What to work on »
Search the material below for the string "куклы" and extract each line that has it.

Provided data »
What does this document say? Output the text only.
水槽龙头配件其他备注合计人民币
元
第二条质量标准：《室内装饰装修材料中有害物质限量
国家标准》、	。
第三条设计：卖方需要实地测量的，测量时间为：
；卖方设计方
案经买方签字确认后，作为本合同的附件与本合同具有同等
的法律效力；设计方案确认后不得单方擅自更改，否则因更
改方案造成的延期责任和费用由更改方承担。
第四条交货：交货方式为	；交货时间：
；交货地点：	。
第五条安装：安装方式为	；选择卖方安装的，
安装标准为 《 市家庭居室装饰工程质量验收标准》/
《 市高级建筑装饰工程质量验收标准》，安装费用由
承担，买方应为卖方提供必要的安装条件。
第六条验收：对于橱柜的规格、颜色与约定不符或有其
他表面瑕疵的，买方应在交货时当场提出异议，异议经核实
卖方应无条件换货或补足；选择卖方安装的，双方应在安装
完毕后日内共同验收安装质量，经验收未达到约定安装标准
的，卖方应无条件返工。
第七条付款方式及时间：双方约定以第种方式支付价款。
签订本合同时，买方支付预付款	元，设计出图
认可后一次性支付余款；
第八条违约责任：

---

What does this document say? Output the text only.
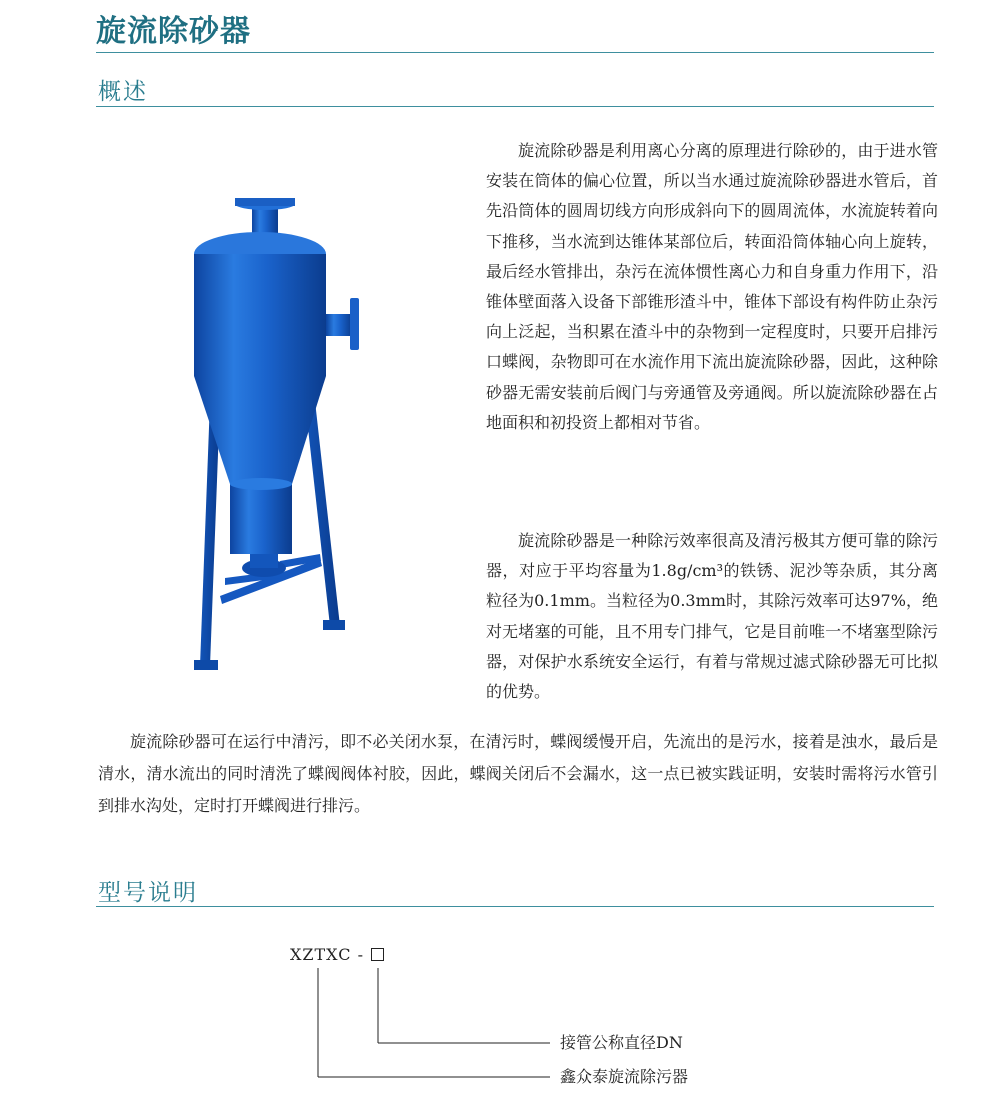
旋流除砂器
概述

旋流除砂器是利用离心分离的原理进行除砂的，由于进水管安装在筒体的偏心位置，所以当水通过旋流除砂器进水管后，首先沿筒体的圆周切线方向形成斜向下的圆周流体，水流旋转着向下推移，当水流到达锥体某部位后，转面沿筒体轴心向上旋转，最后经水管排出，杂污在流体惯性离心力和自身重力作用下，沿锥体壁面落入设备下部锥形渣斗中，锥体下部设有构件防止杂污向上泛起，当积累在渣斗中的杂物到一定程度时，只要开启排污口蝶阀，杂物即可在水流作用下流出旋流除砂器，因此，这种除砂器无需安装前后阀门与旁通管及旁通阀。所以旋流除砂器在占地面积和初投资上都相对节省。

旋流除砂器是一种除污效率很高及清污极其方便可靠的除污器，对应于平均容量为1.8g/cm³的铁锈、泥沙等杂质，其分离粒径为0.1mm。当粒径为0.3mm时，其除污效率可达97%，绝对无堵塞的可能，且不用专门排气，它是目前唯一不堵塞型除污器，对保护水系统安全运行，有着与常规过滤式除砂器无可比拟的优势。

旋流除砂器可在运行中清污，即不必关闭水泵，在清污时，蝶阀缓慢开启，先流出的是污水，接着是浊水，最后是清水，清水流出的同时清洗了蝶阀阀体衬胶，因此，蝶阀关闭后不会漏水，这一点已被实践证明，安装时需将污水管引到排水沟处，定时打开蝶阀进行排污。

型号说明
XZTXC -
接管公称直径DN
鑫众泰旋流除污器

---

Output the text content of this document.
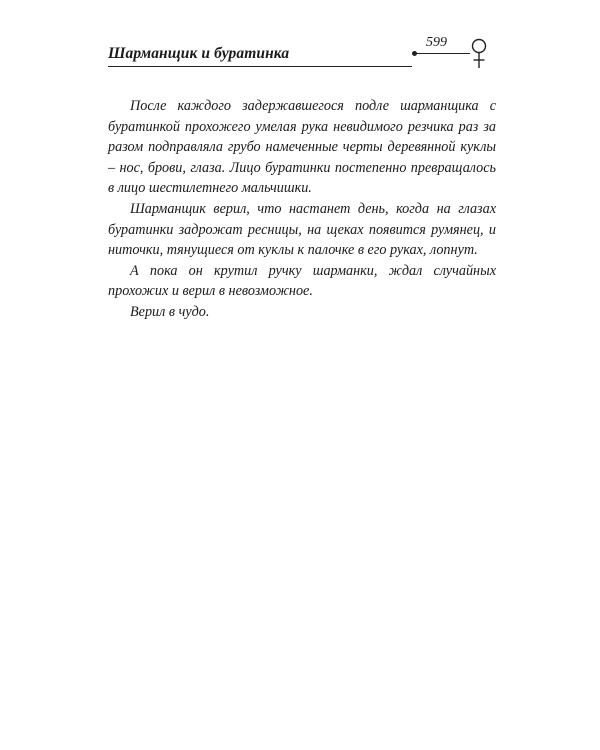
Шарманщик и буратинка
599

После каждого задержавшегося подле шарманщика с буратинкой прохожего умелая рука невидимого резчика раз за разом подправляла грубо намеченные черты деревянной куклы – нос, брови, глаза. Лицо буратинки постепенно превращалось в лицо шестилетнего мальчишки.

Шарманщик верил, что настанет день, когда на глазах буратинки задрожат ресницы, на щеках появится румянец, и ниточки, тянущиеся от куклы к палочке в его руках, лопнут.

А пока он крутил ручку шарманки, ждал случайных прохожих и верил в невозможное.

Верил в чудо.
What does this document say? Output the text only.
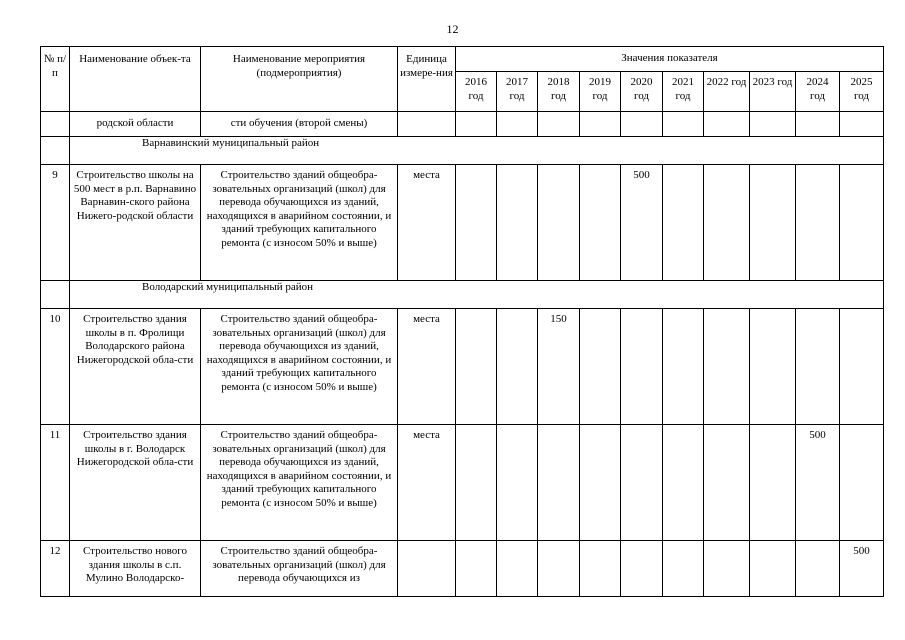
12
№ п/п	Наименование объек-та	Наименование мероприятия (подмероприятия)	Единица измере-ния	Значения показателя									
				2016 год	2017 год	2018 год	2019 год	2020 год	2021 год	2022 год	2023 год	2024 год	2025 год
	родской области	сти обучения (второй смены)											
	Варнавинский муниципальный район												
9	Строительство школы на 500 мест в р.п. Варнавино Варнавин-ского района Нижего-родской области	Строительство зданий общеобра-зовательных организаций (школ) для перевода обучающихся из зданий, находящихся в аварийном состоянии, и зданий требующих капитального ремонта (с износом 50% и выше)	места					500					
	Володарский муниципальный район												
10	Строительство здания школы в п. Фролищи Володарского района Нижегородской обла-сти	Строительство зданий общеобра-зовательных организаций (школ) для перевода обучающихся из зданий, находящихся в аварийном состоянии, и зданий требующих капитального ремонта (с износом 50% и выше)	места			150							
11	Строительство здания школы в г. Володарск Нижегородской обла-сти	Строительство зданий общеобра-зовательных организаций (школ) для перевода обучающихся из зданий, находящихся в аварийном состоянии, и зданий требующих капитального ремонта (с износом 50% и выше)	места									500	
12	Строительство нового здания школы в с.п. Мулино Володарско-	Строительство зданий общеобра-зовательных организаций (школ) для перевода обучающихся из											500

Full output »
После каждого задержавшегося подле шарманщика с буратинкой прохожего умелая рука невидимого резчика раз за разом подправляла грубо намеченные черты деревянной куклы – нос, брови, глаза. Лицо буратинки постепенно превращалось в лицо шестилетнего мальчишки.
Шарманщик верил, что настанет день, когда на глазах буратинки задрожат ресницы, на щеках появится румянец, и ниточки, тянущиеся от куклы к палочке в его руках, лопнут.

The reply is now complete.